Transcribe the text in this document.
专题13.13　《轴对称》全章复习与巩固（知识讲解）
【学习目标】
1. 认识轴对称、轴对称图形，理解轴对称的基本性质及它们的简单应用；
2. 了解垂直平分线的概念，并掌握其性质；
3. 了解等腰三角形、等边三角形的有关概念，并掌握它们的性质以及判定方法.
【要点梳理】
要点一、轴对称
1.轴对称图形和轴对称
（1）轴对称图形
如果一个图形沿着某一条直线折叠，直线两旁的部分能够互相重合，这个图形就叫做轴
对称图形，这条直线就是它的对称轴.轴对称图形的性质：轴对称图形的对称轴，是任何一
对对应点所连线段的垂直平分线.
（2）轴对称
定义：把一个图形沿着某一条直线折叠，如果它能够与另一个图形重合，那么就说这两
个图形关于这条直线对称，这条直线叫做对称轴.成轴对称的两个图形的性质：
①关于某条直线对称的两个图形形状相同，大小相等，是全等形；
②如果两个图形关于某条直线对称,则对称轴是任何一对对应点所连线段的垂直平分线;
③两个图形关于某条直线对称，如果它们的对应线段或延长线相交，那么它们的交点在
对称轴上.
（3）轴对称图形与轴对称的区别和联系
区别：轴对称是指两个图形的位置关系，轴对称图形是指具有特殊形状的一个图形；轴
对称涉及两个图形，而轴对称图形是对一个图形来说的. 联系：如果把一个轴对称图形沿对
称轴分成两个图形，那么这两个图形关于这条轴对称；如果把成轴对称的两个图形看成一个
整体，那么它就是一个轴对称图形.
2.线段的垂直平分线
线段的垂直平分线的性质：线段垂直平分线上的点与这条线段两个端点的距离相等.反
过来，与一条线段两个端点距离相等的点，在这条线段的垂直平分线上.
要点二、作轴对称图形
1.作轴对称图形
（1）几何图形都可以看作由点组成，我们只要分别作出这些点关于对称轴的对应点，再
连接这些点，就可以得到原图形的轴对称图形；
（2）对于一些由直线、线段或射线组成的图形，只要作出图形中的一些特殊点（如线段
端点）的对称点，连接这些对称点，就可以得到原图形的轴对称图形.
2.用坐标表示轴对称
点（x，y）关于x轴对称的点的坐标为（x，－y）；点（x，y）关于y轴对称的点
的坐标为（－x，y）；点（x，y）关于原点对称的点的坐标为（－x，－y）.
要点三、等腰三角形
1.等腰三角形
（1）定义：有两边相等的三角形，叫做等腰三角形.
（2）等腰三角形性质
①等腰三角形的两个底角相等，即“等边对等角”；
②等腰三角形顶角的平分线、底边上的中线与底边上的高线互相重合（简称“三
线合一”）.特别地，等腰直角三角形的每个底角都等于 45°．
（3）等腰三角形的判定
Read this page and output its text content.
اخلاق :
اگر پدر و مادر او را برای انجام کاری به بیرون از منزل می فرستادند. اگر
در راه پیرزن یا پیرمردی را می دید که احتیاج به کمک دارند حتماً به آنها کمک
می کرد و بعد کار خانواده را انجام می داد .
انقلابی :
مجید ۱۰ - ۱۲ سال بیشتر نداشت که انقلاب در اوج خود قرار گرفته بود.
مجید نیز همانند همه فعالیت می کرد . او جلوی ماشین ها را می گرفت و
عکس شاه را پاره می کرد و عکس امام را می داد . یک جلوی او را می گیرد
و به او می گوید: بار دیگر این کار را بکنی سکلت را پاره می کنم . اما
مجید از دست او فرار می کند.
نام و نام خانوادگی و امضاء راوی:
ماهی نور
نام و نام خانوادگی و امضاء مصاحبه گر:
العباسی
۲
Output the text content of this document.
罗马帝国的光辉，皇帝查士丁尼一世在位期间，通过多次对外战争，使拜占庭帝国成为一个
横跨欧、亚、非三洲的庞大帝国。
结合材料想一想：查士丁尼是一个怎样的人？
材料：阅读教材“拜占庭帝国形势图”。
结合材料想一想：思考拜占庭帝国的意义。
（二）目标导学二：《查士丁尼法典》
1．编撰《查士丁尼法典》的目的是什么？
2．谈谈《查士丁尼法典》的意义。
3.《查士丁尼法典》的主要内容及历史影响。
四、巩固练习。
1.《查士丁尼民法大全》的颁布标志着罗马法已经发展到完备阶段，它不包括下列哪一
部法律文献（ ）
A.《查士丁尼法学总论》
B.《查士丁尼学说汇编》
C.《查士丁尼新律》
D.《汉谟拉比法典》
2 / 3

··········

* _STATED GOAL_:
Lines holding the word "مجید" in the entries above are the ones to pull out. Copy them all.

* _FULL SOLUTION_:
مجید ۱۰ - ۱۲ سال بیشتر نداشت که انقلاب در اوج خود قرار گرفته بود.
مجید نیز همانند همه فعالیت می کرد . او جلوی ماشین ها را می گرفت و
مجید از دست او فرار می کند.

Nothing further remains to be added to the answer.